TO DO:
1 > List every full calendar date (month, day, and year) that appears in the Scatchell appellate order.
2 > Write the next passage of the Scatchell appellate order, picking up after its final sentence.

SOURCE DOCUMENT:
IN THE APPELLATE COURT OF ILLINOIS FIRST JUDICIAL DISTRICT
JOHN A. SCATCHELL, ) Appeal from the Circuit Court of ) Cook County, Chancery Division. Plaintiff-Appellant, ) ) v. ) No. 18 CH 0785 ) VILLAGE OF MELROSE PARK, and ) BOARD OF POLICE AND FIRE ) COMMISSIONERS OF MELROSE PARK, ) Honorable ) Pamela McLean-Meyerson, Defendants-Appellees. ) Judge Presiding.
PRESIDING JUSTICE GRIFFIN delivered the judgment of the court. Justices Pierce and Walker concurred in the judgment.
ORDER
¶1 Held: The dismissal of plaintiff’s second amended-complaint for declaratory judgment with prejudice pursuant to section 2-615 of the Code of Civil Procedure (735 ILCS 5/2-615 (West 2018)) was warranted; plaintiff can prove no set of facts under the pleadings that would entitle him to relief.
¶2 Plaintiff John A. Scatchell filed a declaratory judgment action against defendants Village
of Melrose Park (Village) and Board of Police and Fire Commissioners (BOFPC) in the circuit
court of Cook County claiming the BOFPC lacked the authority to hear disciplinary charges filed
against him. Plaintiff alleged the BOFPC was: (1) abolished by the Village in a municipal No. 19-1414
ordinance adopted on July 9, 2012; and in the alternative, (2) improperly constituted in violation
of Illinois statute. Defendants moved to dismiss the declaratory judgment action pursuant to
section 2-615 of the Code of Civil Procedure (735 ILCS 5/2-615 (West 2018)) (Code). The trial
court held a hearing and dismissed the action with prejudice. For the following reasons, we affirm
the judgment of the circuit court of Cook County.
¶3 BACKGROUND
¶4 Plaintiff was a police officer for the Melrose Park Police Department. The police chief and
deputy police chief of the Melrose Police Department filed disciplinary charges against plaintiff
for allegedly violating department rule and policies. The matter was set for an administrative
hearing. While the charges were pending, plaintiff challenged the administrative body’s authority
to adjudicate the matter in a separate declaratory judgment action filed on July 19, 2018, in the
circuit court of Cook County. Plaintiff amended his complaint two times on July 30, 2018 and
October 24, 2018.
¶5 In his second-amended complaint, plaintiff alleged the administrative body hearing his
charges, the BOFPC, was abolished by the Village in municipal ordinance no. 1613 adopted on
July 9, 2012 (Ordinance 1613) and derived it’s authority from nowhere such that any action it
undertook would be void. Alternatively, plaintiff claimed the BOFPC lacked authority to hear the
charges because it was improperly constituted in violation of the Fire and Police Commissioners
Act (65 ILCS 5/10-2.1 et seq. (West 2018)) (Commissioners Act), which requires board members
to serve three-year terms (id. §10-2.1-1) and limits the number of board members who belong to
the same political party (id. § 10-2.1-3).

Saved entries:
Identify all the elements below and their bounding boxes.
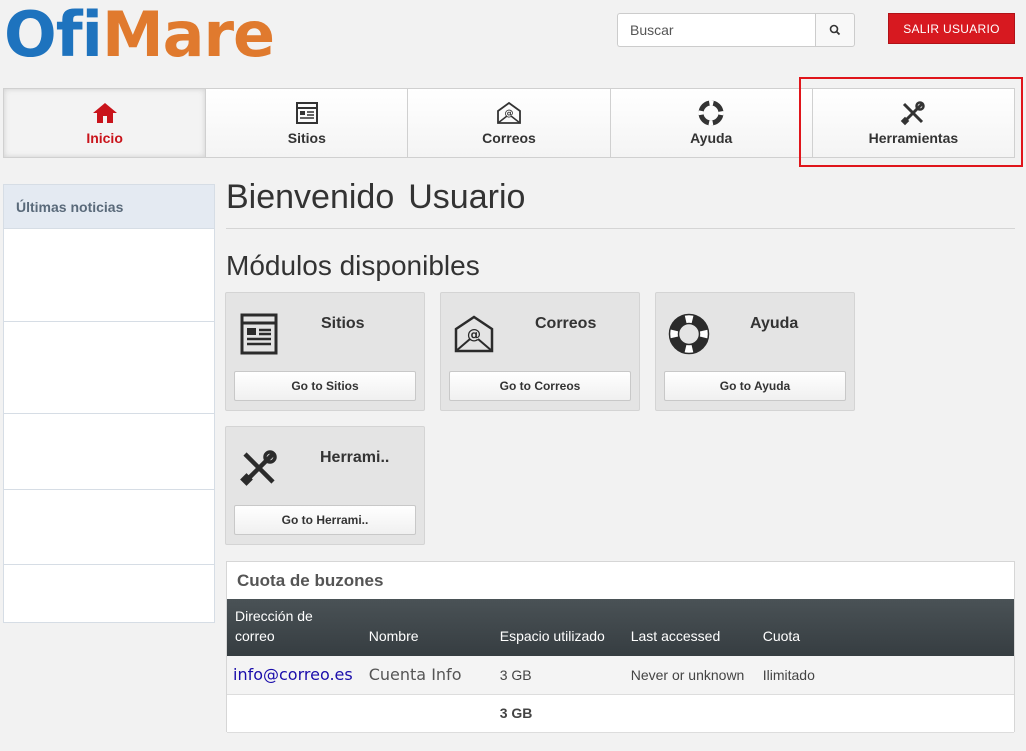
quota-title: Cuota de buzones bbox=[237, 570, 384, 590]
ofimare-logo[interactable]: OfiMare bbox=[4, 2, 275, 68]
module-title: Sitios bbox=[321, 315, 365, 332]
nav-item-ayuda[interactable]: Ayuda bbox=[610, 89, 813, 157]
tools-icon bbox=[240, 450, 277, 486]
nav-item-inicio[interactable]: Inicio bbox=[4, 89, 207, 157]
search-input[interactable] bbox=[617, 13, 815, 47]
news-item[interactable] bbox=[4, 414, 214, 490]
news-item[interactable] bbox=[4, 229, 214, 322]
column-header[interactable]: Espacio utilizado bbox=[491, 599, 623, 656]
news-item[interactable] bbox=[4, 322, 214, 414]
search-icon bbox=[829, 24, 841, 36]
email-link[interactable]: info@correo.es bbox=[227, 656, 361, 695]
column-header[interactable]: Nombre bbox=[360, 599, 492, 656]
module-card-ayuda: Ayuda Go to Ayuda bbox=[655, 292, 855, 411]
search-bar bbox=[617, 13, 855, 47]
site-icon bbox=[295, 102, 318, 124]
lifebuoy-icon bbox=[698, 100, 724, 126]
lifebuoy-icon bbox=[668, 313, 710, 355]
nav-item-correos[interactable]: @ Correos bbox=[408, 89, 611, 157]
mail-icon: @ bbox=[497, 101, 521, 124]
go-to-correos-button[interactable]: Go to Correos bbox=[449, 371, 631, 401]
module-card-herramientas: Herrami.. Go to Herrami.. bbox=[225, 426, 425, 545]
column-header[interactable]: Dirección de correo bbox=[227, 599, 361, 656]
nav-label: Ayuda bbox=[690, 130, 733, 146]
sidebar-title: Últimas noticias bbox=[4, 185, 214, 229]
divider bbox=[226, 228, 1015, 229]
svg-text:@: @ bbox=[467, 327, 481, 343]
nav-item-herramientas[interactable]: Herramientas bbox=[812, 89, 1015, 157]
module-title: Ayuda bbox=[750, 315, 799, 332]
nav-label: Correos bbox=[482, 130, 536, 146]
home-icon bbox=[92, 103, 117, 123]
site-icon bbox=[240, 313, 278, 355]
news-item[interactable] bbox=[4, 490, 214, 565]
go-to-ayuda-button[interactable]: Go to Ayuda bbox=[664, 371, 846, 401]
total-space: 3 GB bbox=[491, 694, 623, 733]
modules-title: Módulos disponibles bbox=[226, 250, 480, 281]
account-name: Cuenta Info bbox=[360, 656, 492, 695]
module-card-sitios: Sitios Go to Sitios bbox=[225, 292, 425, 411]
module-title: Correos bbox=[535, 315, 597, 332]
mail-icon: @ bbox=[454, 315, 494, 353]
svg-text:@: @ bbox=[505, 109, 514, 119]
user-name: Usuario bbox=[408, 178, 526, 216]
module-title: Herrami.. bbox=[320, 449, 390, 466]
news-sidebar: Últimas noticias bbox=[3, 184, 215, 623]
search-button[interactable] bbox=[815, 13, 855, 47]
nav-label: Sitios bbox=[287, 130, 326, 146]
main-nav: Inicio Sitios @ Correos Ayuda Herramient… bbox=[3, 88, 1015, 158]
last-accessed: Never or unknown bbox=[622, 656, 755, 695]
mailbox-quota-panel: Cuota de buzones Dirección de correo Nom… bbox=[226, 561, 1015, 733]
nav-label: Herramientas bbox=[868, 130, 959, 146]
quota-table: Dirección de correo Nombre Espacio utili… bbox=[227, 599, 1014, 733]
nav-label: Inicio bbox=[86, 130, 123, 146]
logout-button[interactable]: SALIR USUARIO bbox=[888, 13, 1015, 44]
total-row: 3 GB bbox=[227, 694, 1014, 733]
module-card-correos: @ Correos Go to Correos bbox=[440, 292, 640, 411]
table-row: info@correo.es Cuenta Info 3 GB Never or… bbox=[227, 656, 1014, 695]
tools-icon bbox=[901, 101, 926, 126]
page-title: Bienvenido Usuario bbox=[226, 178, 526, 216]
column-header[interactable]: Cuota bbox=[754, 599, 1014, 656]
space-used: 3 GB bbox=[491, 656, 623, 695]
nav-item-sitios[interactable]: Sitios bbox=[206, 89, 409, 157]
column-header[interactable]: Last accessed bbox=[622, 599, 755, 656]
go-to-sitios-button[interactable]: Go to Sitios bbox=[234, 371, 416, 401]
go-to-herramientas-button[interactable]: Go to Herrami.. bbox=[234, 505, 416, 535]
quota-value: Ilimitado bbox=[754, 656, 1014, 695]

RESPONSES TO THE TASKS:
1 >
July 9, 2012
July 19, 2018
July 30, 2018
October 24, 2018

2 >
¶6 Plaintiff attached the following exhibits to his second-amended complaint: (1) a copy of
Ordinance 1613; (2) a letter entitled “Notice of Hearing”; (2) the minutes from a special meeting;
2 No. 19-1414
(3) a Freedom of Information Act (5 ILCS 140/1 et seq. (West 2018)) (FOIA) denial letter from
the Village; (4) copies of the Village’s budget and schedules of expenditures; and (5) copies of
resolutions passed by the Village.
¶7 Ordinance 1613 amended chapter 2.76 of the Village municipal code. It abolished the
BOFPC (“[t]he Village Board hereby abolishes the Board of Police and Fire Commissioners for
the Village”) and created the Personnel Board (“[t]here is hereby created the ‘Personnel Board’ of
the Village of Melrose Park, which shall consist of no greater than five (5) members appointed by
the Mayor with the advice and consent of the Board of Trustees”). Members of the Personnel
Board served three-year staggered terms “so that no more than two (2) appointments expire on
April 30 of any year.” The then-current members of the BOFPC (Michael Caputo (Caputo),
Pasquale Esposito (Esposito) and Mark Rauzi (Rauzi)) were “appointed to serve as members of
the Personnel Board for the remainder of their respective terms of office.” The Personnel Board
“assume[d] all of the powers and duties of the Board and Fire and Police Commissioners.”
¶8 The letter attached to plaintiff’s second-amended complaint was written on BOFPC
letterhead, listed plaintiff and his attorneys as addressees, and was entitled “Notice of Hearing.”
The body of the letter read as follows: “YOU ARE HEREBY NOTIFIED that charges have been
filed against you before the Board of Fire and Police Commissioners of the Village of Melrose
Park, Illinois (“Board”) *** by police Chief Sam Pitassi and Deputy Police Chief Michael
Castellan *** and that said Board has ordered that a hearing be had on the said charges *** on the
25th day of April, 2018.” The letter was signed by the secretary of the BOFPC, Pat Esposito, and
dated April 3, 2018.
¶9 The minutes were dated May 10, 2014, entitled “SPECIAL MEETING [,] BOARD OF
THE POLICE AND FIRE COMMISSIONERS” and read in pertinent part as follows:
3 No. 19-1414
“EMPLOYEE DISCIPLINE (Consider charges and set hearing on disciplinary charges filed on
April 25, 2018 (Castellan))”. The FOIA denial letter informed plaintiff that his request for public
records from the Personnel Board was denied because “the Village does not have a personnel
board.” The Village’s 2012 budget and its schedules of expenditures from 2012 to 2018 showed
that funds were appropriated for the BOFPC and its chairman, commissioner, and secretary. The
Personnel Board did not appear in the budget or any of the schedules of expenditures.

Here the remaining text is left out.